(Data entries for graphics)

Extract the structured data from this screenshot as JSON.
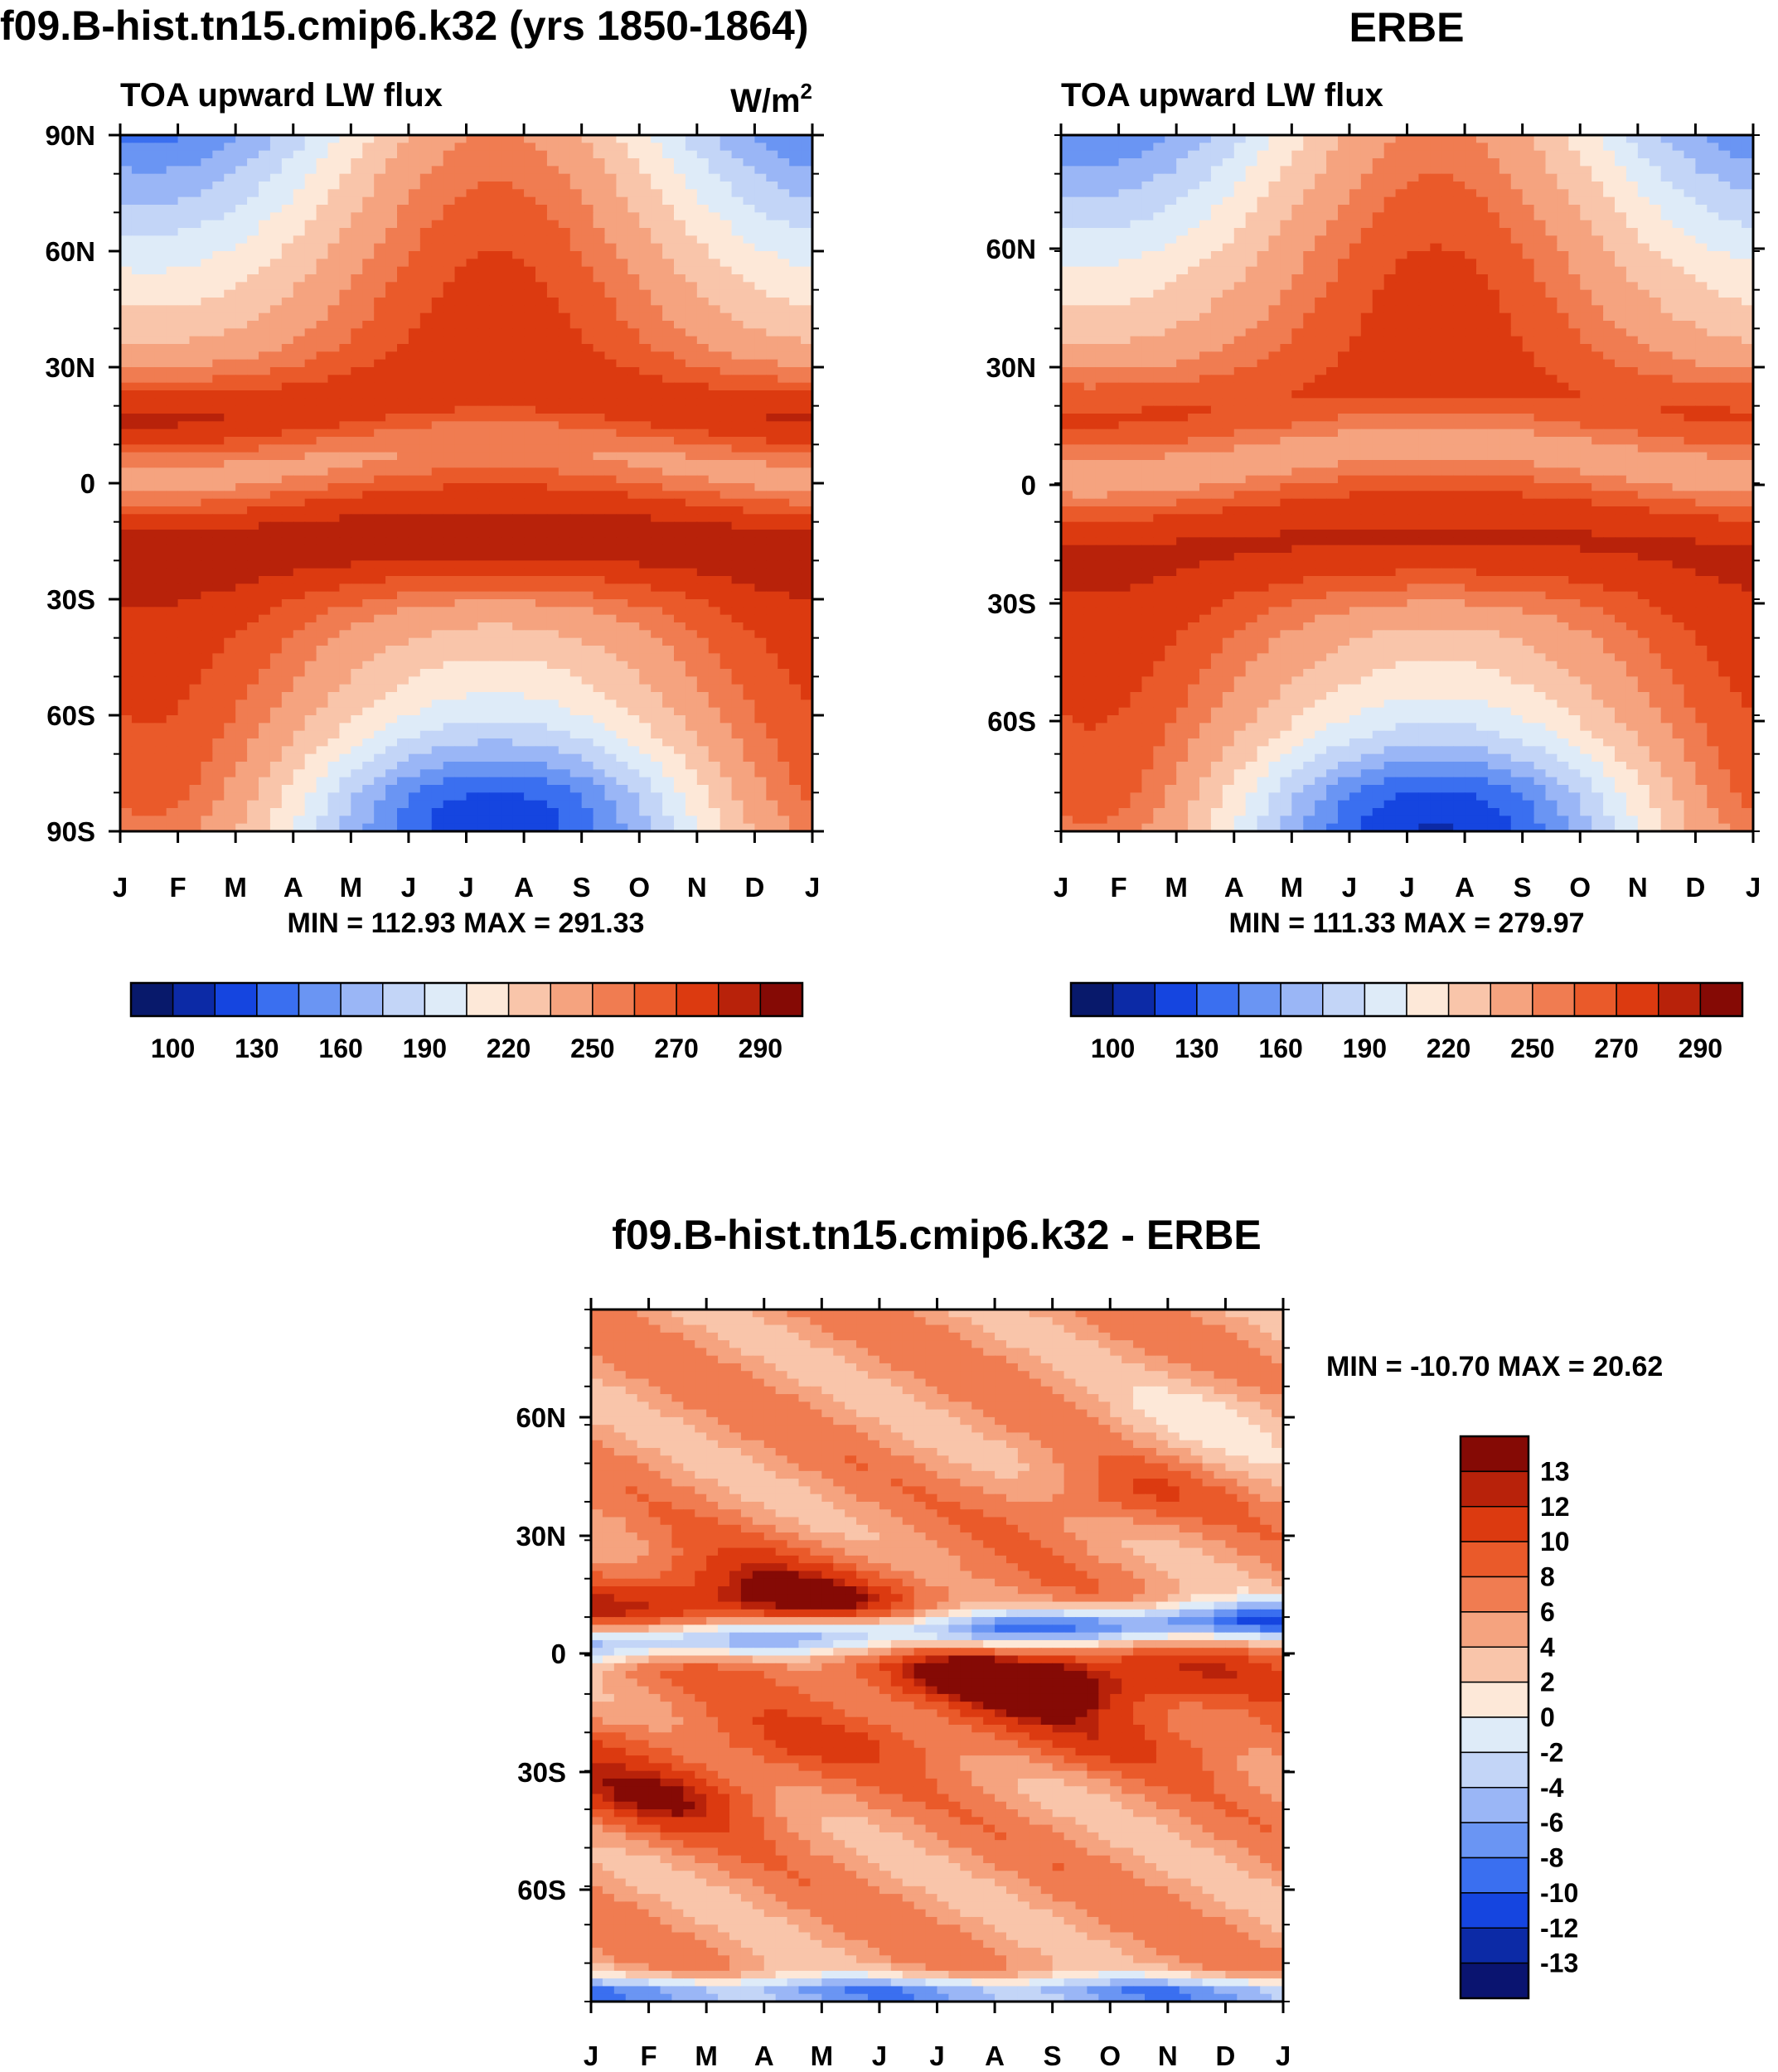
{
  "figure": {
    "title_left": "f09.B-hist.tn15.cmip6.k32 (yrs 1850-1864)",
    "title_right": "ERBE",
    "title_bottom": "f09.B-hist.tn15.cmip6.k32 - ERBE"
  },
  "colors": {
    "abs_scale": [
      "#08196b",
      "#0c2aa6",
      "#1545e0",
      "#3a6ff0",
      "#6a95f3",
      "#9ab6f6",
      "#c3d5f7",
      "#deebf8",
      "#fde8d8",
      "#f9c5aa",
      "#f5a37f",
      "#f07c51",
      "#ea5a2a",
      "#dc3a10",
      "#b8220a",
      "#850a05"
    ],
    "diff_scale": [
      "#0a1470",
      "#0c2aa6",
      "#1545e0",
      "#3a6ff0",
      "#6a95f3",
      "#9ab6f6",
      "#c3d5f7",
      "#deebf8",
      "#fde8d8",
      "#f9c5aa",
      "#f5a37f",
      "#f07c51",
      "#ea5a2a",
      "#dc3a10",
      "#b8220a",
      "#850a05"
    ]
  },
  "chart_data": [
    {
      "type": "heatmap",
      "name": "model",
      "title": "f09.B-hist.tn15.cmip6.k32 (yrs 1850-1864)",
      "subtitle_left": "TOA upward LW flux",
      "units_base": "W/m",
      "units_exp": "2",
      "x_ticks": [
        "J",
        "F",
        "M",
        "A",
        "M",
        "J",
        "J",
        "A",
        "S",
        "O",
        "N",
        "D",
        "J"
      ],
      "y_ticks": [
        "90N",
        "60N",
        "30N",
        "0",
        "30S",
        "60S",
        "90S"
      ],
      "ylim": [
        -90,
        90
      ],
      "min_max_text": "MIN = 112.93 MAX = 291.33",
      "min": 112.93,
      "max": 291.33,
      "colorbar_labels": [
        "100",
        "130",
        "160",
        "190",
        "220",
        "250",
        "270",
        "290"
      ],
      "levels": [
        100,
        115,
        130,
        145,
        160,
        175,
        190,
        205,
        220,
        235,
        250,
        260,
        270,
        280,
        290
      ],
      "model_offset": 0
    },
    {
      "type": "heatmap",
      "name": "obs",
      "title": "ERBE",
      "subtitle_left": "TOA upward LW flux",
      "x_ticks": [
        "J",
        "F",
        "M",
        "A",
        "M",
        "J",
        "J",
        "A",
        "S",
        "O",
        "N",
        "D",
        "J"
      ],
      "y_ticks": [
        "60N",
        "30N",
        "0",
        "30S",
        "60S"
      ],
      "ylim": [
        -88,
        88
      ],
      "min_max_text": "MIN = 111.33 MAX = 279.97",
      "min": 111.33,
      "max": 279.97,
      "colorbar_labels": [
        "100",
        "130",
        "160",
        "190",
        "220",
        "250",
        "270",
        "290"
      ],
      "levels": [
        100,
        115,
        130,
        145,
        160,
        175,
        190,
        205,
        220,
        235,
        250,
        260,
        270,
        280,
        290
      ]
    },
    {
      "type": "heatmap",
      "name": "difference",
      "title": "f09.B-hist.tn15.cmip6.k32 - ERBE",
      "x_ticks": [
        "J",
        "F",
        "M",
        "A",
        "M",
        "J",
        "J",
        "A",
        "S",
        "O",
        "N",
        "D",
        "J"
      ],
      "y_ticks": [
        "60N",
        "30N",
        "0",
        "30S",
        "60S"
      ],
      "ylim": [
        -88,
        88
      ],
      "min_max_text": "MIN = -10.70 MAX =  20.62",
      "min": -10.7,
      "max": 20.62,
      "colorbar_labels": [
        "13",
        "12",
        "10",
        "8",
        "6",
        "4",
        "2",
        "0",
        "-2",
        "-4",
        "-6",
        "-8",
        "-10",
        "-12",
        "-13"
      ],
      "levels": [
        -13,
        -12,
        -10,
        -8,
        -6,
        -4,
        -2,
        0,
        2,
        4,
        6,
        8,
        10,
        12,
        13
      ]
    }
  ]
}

==

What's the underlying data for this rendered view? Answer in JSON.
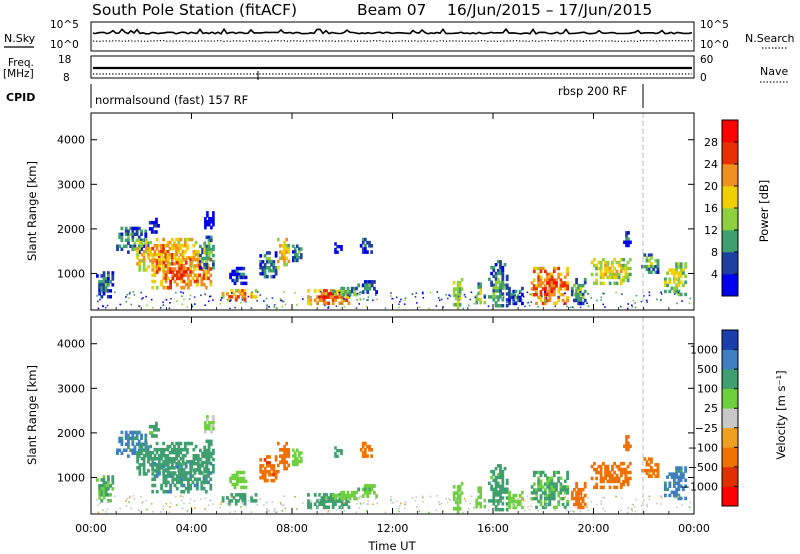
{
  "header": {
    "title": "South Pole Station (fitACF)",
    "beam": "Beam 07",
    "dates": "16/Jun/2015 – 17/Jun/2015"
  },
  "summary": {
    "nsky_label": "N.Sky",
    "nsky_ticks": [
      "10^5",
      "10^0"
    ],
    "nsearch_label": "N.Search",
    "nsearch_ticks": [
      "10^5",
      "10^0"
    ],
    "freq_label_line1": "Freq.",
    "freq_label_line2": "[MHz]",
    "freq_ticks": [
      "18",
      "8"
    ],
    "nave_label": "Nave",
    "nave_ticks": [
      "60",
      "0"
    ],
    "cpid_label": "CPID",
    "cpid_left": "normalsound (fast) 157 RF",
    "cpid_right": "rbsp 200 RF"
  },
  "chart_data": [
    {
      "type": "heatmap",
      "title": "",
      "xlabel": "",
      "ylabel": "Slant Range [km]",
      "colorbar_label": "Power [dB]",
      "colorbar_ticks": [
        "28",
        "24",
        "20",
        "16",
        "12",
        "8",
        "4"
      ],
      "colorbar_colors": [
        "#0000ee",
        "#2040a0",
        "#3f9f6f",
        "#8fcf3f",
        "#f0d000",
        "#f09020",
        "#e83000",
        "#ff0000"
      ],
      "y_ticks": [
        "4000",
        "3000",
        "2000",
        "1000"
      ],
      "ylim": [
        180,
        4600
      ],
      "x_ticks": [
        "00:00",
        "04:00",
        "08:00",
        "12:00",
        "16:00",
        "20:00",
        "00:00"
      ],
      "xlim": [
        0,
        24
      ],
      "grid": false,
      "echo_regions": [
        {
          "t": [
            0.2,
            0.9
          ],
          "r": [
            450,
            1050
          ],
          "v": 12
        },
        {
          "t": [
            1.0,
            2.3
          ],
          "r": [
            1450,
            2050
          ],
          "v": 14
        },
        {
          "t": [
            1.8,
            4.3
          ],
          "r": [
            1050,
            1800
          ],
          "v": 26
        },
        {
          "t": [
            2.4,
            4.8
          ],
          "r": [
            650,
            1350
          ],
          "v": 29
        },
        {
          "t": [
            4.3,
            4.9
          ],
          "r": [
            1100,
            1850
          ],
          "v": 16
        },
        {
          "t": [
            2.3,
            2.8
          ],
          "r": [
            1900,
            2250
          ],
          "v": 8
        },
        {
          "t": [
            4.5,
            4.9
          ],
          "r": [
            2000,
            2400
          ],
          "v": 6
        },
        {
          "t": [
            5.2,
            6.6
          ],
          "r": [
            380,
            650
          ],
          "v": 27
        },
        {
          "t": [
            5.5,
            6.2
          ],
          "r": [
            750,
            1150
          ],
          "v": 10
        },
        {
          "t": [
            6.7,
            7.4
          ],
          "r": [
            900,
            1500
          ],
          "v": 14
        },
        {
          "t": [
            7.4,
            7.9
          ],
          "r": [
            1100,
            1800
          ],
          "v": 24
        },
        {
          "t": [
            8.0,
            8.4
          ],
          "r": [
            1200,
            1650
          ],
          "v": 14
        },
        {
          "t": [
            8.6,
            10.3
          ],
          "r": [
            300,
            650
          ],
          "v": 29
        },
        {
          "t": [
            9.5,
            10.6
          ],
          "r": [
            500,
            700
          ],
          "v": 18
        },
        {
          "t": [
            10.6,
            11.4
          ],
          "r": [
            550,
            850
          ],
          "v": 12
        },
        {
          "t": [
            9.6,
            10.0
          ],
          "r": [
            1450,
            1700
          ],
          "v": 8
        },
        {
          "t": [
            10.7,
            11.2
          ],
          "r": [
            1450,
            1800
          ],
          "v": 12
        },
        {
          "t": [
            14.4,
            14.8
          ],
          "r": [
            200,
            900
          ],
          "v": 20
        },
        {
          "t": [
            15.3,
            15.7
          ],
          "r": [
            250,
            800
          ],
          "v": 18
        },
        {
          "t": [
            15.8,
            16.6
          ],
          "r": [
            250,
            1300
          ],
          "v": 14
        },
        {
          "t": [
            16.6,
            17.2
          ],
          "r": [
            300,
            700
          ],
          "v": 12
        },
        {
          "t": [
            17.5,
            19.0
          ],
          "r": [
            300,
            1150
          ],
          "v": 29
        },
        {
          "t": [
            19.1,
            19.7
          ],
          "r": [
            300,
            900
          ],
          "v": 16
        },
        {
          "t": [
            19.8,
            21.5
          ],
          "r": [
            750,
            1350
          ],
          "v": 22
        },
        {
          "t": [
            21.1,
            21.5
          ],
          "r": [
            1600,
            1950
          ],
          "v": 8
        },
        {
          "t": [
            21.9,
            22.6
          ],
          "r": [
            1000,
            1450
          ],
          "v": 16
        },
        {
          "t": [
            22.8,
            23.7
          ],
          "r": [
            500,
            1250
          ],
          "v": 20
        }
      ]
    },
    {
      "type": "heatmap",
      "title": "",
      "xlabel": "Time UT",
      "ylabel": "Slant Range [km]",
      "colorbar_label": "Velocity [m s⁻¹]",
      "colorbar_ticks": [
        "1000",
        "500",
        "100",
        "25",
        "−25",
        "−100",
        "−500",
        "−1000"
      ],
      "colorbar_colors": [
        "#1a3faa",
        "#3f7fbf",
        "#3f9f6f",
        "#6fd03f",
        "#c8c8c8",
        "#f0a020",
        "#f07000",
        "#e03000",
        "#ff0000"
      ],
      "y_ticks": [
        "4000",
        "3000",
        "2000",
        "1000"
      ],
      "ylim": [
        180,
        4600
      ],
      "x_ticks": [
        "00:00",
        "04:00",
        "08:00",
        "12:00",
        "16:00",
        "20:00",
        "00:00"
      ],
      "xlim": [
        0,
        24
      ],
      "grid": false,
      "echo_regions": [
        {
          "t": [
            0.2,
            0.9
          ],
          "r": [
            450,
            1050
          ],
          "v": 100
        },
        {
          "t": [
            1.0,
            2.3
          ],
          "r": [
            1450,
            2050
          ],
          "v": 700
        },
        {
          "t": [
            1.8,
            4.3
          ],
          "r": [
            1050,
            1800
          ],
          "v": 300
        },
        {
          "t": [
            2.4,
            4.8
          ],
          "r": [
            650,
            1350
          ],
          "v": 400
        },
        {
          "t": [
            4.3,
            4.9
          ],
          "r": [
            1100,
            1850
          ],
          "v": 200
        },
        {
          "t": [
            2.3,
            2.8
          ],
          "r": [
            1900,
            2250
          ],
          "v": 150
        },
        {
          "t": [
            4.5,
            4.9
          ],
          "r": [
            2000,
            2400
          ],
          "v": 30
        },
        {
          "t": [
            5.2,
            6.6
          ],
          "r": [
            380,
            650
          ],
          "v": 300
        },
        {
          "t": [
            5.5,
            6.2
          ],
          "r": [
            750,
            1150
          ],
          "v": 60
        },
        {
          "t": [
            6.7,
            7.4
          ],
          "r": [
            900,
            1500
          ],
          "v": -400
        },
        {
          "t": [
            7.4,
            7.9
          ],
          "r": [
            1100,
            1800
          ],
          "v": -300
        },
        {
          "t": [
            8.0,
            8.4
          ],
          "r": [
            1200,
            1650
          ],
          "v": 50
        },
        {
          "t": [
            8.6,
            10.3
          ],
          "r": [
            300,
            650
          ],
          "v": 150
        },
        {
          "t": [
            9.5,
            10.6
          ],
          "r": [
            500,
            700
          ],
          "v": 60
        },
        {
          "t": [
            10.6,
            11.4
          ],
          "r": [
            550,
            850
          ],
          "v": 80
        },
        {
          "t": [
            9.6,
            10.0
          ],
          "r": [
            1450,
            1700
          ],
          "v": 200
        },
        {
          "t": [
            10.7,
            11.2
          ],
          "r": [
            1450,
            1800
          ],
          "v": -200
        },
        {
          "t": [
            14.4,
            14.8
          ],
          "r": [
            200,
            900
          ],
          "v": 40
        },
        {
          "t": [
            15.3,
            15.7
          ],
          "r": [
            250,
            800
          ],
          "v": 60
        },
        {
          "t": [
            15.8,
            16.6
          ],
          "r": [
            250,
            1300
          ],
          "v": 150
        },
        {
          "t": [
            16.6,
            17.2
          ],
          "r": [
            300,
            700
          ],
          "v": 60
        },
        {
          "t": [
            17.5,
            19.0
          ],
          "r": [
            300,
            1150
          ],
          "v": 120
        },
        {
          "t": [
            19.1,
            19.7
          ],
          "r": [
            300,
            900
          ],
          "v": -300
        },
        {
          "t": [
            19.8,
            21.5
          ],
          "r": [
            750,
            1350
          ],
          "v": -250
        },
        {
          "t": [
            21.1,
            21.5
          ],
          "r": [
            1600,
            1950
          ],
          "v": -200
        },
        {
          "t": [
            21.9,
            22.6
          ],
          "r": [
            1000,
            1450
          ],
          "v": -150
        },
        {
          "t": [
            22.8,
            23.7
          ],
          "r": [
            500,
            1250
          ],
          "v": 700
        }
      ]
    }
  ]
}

---

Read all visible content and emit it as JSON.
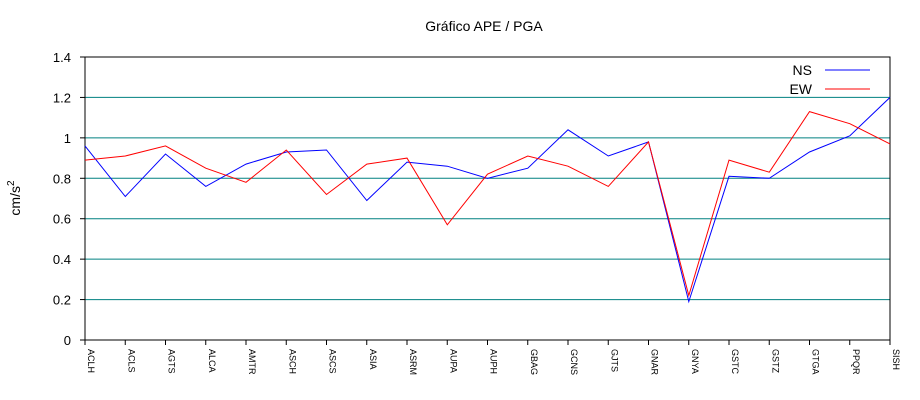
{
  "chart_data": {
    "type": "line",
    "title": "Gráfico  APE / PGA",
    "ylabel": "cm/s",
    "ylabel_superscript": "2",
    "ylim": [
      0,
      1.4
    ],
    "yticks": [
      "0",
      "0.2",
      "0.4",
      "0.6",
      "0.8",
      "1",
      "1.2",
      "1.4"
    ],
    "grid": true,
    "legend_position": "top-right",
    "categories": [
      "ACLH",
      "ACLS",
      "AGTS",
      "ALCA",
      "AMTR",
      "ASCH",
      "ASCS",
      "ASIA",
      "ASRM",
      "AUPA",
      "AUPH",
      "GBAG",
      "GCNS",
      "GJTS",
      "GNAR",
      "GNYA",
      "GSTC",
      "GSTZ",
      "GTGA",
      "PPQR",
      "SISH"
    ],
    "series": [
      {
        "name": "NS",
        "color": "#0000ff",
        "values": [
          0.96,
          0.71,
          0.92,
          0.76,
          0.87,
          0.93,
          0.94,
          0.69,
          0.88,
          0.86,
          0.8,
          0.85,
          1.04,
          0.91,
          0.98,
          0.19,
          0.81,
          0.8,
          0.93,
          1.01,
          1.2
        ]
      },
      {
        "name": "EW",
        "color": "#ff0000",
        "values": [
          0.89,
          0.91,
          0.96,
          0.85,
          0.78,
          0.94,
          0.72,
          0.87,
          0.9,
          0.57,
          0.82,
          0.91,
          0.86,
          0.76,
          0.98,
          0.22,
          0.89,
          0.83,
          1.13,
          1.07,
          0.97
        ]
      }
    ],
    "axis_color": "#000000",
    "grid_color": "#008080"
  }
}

> [Directions] Copy out each line of the entries that holds "this".

> [Expected answer]
Extract the structured data from this screenshot as JSON.
What's the underlying data for this rendered view? Answer in JSON.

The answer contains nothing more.